» Figure dataset records:
_ _ _
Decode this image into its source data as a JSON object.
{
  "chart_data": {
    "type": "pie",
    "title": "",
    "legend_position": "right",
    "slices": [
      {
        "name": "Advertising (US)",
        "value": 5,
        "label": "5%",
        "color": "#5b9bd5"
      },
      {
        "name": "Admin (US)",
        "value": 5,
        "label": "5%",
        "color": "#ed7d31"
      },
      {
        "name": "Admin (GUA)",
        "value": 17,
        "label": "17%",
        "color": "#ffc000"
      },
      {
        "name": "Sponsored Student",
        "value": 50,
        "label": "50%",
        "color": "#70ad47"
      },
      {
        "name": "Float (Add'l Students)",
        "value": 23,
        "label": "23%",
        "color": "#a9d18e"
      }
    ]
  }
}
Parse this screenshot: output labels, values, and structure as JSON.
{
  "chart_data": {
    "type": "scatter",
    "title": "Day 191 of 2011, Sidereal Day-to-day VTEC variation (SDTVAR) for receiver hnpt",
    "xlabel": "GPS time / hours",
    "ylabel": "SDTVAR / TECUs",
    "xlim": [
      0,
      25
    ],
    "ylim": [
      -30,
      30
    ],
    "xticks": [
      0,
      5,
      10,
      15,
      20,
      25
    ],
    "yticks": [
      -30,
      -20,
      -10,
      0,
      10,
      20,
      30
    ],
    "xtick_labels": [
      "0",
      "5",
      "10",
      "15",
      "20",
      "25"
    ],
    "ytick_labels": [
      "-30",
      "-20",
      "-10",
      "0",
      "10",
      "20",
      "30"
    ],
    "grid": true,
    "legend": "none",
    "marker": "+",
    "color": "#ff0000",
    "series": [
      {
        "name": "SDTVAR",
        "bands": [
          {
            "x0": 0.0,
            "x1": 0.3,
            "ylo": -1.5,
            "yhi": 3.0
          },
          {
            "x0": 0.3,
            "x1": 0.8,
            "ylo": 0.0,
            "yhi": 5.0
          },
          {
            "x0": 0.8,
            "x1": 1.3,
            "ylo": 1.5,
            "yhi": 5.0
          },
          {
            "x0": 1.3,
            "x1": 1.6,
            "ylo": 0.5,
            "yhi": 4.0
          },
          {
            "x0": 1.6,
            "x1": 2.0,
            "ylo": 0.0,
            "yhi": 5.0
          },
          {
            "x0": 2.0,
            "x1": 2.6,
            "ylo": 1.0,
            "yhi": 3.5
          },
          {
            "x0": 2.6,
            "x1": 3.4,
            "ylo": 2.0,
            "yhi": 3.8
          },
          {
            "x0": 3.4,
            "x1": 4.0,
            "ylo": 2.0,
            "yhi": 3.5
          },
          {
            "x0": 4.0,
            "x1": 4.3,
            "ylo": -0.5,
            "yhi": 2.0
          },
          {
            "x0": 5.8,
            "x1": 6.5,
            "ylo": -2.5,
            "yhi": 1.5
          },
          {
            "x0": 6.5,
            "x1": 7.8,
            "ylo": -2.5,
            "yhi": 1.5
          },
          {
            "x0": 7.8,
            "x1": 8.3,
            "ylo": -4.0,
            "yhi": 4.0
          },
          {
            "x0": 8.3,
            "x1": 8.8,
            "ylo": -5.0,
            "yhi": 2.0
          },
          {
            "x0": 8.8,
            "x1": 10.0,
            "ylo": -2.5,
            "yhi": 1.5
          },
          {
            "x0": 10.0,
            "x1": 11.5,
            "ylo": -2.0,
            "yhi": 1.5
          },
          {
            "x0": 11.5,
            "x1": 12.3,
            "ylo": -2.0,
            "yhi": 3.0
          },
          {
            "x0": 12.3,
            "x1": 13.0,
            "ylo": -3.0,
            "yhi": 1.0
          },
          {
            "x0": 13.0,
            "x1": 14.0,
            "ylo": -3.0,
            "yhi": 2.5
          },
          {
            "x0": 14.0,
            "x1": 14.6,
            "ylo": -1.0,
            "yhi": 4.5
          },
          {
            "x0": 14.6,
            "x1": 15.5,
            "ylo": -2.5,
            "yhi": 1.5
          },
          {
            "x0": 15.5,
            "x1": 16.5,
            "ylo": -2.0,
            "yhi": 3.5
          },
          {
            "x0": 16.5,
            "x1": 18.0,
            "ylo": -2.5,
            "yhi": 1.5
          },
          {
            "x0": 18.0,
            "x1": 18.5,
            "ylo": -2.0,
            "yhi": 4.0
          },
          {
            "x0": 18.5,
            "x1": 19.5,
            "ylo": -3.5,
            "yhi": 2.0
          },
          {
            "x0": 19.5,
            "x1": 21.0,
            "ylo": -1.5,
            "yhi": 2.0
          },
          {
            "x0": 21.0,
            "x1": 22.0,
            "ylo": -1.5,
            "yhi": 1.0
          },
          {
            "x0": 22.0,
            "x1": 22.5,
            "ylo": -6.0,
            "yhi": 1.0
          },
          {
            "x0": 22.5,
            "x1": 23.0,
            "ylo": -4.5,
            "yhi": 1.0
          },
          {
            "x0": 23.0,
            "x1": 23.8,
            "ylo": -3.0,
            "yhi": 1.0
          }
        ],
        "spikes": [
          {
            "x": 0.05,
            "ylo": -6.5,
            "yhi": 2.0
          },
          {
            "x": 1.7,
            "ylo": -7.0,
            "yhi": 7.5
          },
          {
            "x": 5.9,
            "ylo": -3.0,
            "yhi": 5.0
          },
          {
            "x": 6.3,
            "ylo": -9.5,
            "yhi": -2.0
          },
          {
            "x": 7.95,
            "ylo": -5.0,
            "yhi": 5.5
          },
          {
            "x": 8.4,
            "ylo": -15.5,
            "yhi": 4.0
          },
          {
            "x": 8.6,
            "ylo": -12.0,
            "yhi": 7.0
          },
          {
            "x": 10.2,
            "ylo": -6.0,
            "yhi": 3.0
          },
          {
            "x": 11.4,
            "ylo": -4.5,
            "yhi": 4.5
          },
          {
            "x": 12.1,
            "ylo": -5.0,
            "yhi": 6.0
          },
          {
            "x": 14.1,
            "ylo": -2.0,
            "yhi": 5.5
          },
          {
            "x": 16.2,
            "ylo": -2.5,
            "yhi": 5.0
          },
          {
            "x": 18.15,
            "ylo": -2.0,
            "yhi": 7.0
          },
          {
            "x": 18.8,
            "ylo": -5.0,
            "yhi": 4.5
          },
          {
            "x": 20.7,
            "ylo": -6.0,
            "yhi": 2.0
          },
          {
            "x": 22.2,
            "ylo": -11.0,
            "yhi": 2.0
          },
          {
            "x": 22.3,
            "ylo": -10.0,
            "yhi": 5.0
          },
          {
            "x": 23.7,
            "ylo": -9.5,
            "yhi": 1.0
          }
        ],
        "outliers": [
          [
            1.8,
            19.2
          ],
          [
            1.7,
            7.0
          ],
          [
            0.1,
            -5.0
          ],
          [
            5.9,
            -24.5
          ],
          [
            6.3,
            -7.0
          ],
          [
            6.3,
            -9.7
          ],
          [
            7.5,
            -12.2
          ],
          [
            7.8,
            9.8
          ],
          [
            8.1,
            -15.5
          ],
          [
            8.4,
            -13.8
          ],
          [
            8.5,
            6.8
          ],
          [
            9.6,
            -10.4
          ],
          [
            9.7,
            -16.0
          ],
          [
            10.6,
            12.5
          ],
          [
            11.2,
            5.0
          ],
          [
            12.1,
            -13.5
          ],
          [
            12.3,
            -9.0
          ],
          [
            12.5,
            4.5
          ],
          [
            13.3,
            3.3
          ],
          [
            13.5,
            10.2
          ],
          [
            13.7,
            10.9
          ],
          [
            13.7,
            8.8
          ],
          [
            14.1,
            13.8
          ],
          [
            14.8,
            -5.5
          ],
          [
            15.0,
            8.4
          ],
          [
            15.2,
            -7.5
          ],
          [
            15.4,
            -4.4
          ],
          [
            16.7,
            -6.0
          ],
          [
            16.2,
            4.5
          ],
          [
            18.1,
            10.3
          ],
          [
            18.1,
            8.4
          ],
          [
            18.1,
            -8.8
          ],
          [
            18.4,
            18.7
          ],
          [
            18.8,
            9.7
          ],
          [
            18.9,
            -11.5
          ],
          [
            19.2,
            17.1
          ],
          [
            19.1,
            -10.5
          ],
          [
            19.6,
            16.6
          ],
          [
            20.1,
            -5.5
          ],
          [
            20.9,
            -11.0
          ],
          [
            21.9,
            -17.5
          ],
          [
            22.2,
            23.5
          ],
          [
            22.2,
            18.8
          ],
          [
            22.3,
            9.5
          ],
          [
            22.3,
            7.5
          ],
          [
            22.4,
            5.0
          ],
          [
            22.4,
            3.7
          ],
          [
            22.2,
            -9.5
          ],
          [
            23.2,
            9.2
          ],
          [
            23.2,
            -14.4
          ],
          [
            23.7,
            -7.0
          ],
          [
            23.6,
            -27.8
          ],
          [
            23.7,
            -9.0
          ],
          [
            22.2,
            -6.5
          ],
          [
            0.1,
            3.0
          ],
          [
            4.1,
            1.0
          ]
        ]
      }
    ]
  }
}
_ _ _
» WHAT TO WORK ON: Find the string "title" in the entries above and return each line that holds it.

» REPLY:
    "title": "",
    "title": "Day 191 of 2011, Sidereal Day-to-day VTEC variation (SDTVAR) for receiver hnpt",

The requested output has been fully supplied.